#### Problem requirements:
Repeat all of the material below word for word, leaving out the pictures.

#### Supplied records:
====

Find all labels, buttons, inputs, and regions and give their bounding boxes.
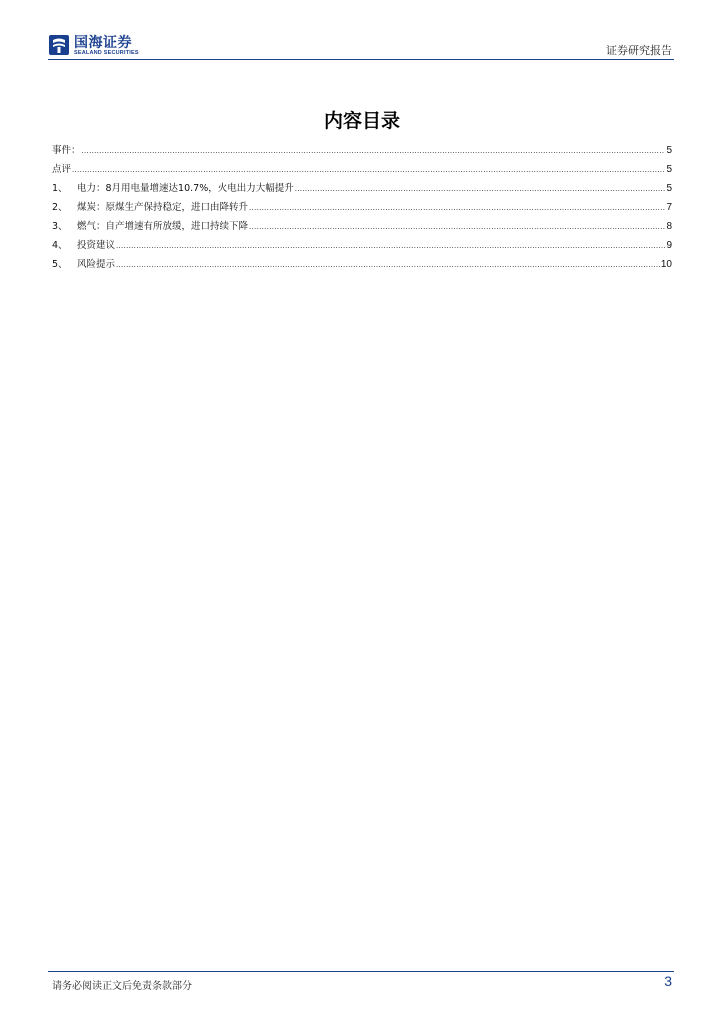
toc-entry-page: 9 bbox=[666, 240, 672, 251]
toc-dot-leader bbox=[249, 203, 665, 212]
toc-dot-leader bbox=[116, 241, 665, 250]
toc-entry-number: 1、 bbox=[52, 183, 68, 194]
toc-dot-leader bbox=[116, 260, 660, 269]
logo-english-name: SEALAND SECURITIES bbox=[74, 50, 139, 56]
toc-entry-page: 8 bbox=[666, 221, 672, 232]
toc-dot-leader bbox=[82, 146, 666, 155]
toc-entry-number: 3、 bbox=[52, 221, 68, 232]
toc-entry-text: 投资建议 bbox=[77, 240, 116, 251]
toc-title: 内容目录 bbox=[323, 110, 400, 132]
logo-chinese-name: 国海证券 bbox=[74, 35, 132, 51]
table-of-contents bbox=[52, 142, 672, 275]
toc-entry-gas[interactable] bbox=[52, 218, 672, 237]
toc-dot-leader bbox=[295, 184, 666, 193]
toc-entry-investment[interactable] bbox=[52, 237, 672, 256]
toc-entry-page: 5 bbox=[666, 145, 672, 156]
toc-entry-text: 事件： bbox=[52, 145, 81, 156]
toc-entry-page: 10 bbox=[660, 259, 672, 270]
toc-entry-power[interactable] bbox=[52, 180, 672, 199]
footer-divider bbox=[48, 971, 674, 972]
toc-entry-page: 5 bbox=[666, 164, 672, 175]
toc-entry-page: 7 bbox=[666, 202, 672, 213]
toc-entry-coal[interactable] bbox=[52, 199, 672, 218]
toc-entry-number: 4、 bbox=[52, 240, 68, 251]
toc-entry-comment[interactable] bbox=[52, 161, 672, 180]
toc-dot-leader bbox=[249, 222, 665, 231]
toc-entry-page: 5 bbox=[666, 183, 672, 194]
toc-entry-text: 燃气：自产增速有所放缓，进口持续下降 bbox=[77, 221, 249, 232]
sealand-logo-icon bbox=[48, 34, 70, 56]
toc-entry-event[interactable] bbox=[52, 142, 672, 161]
disclaimer-note: 请务必阅读正文后免责条款部分 bbox=[52, 981, 192, 992]
toc-entry-number: 2、 bbox=[52, 202, 68, 213]
toc-entry-text: 电力：8月用电量增速达10.7%，火电出力大幅提升 bbox=[77, 183, 294, 194]
toc-entry-risk[interactable] bbox=[52, 256, 672, 275]
page-number: 3 bbox=[664, 973, 672, 989]
toc-entry-text: 风险提示 bbox=[77, 259, 116, 270]
toc-entry-text: 煤炭：原煤生产保持稳定，进口由降转升 bbox=[77, 202, 249, 213]
report-type-label: 证券研究报告 bbox=[606, 44, 672, 57]
page-header bbox=[48, 30, 674, 60]
header-divider bbox=[48, 59, 674, 60]
toc-dot-leader bbox=[72, 165, 665, 174]
toc-entry-text: 点评 bbox=[52, 164, 72, 175]
toc-entry-number: 5、 bbox=[52, 259, 68, 270]
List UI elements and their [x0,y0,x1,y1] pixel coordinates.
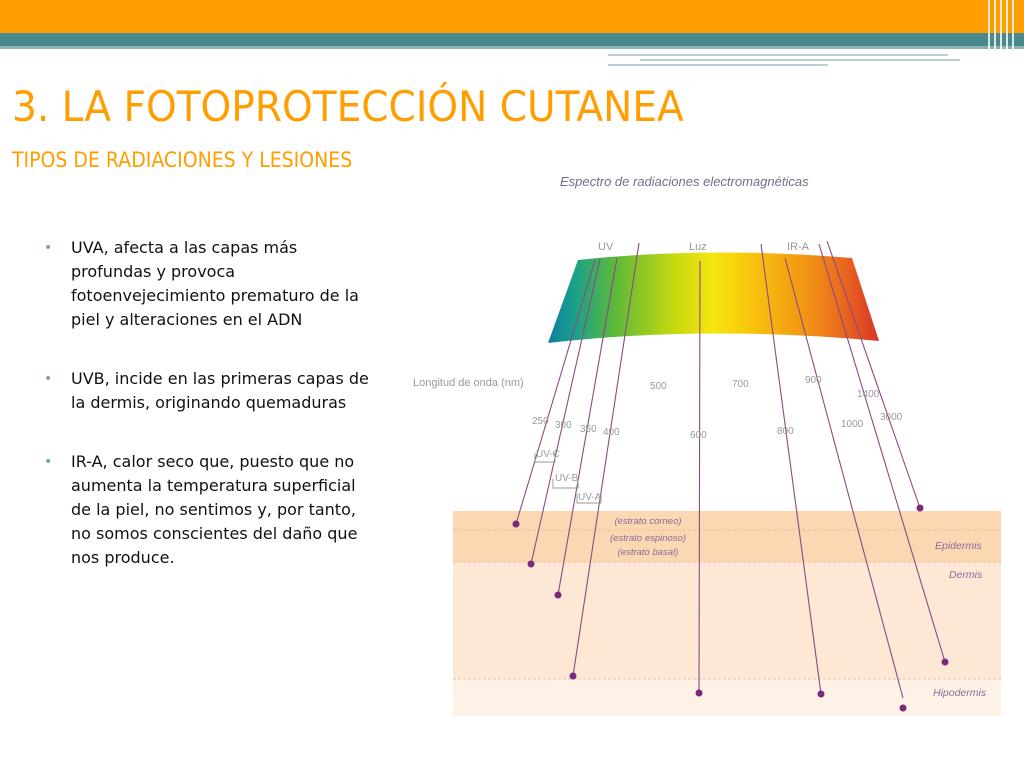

====

#### Reply to the task:
Find all labels, buttons, inputs, and regions and give their bounding boxes.
toc-entry-page: 9 bbox=[666, 240, 672, 251]
toc-dot-leader bbox=[249, 203, 665, 212]
toc-dot-leader bbox=[116, 241, 665, 250]
toc-entry-number: 1、 bbox=[52, 183, 68, 194]
toc-dot-leader bbox=[116, 260, 660, 269]
logo-english-name: SEALAND SECURITIES bbox=[74, 50, 139, 56]
toc-entry-page: 8 bbox=[666, 221, 672, 232]
toc-dot-leader bbox=[82, 146, 666, 155]
toc-entry-number: 3、 bbox=[52, 221, 68, 232]
toc-entry-text: 投资建议 bbox=[77, 240, 116, 251]
toc-title: 内容目录 bbox=[323, 110, 400, 132]
logo-chinese-name: 国海证券 bbox=[74, 35, 132, 51]
table-of-contents bbox=[52, 142, 672, 275]
toc-entry-gas[interactable] bbox=[52, 218, 672, 237]
toc-dot-leader bbox=[295, 184, 666, 193]
toc-entry-investment[interactable] bbox=[52, 237, 672, 256]
toc-entry-page: 5 bbox=[666, 145, 672, 156]
toc-entry-text: 事件： bbox=[52, 145, 81, 156]
toc-entry-page: 10 bbox=[660, 259, 672, 270]
toc-entry-power[interactable] bbox=[52, 180, 672, 199]
footer-divider bbox=[48, 971, 674, 972]
toc-entry-page: 5 bbox=[666, 164, 672, 175]
toc-entry-page: 7 bbox=[666, 202, 672, 213]
toc-entry-coal[interactable] bbox=[52, 199, 672, 218]
toc-entry-number: 4、 bbox=[52, 240, 68, 251]
toc-entry-comment[interactable] bbox=[52, 161, 672, 180]
toc-dot-leader bbox=[249, 222, 665, 231]
toc-entry-page: 5 bbox=[666, 183, 672, 194]
toc-entry-text: 燃气：自产增速有所放缓，进口持续下降 bbox=[77, 221, 249, 232]
sealand-logo-icon bbox=[48, 34, 70, 56]
toc-entry-event[interactable] bbox=[52, 142, 672, 161]
disclaimer-note: 请务必阅读正文后免责条款部分 bbox=[52, 981, 192, 992]
toc-entry-number: 2、 bbox=[52, 202, 68, 213]
toc-entry-text: 电力：8月用电量增速达10.7%，火电出力大幅提升 bbox=[77, 183, 294, 194]
toc-entry-risk[interactable] bbox=[52, 256, 672, 275]
page-number: 3 bbox=[664, 973, 672, 989]
toc-entry-text: 风险提示 bbox=[77, 259, 116, 270]
toc-entry-text: 煤炭：原煤生产保持稳定，进口由降转升 bbox=[77, 202, 249, 213]
report-type-label: 证券研究报告 bbox=[606, 44, 672, 57]
page-header bbox=[48, 30, 674, 60]
header-divider bbox=[48, 59, 674, 60]
toc-dot-leader bbox=[72, 165, 665, 174]
toc-entry-text: 点评 bbox=[52, 164, 72, 175]
toc-entry-number: 5、 bbox=[52, 259, 68, 270]
List UI elements and their [x0,y0,x1,y1] pixel coordinates.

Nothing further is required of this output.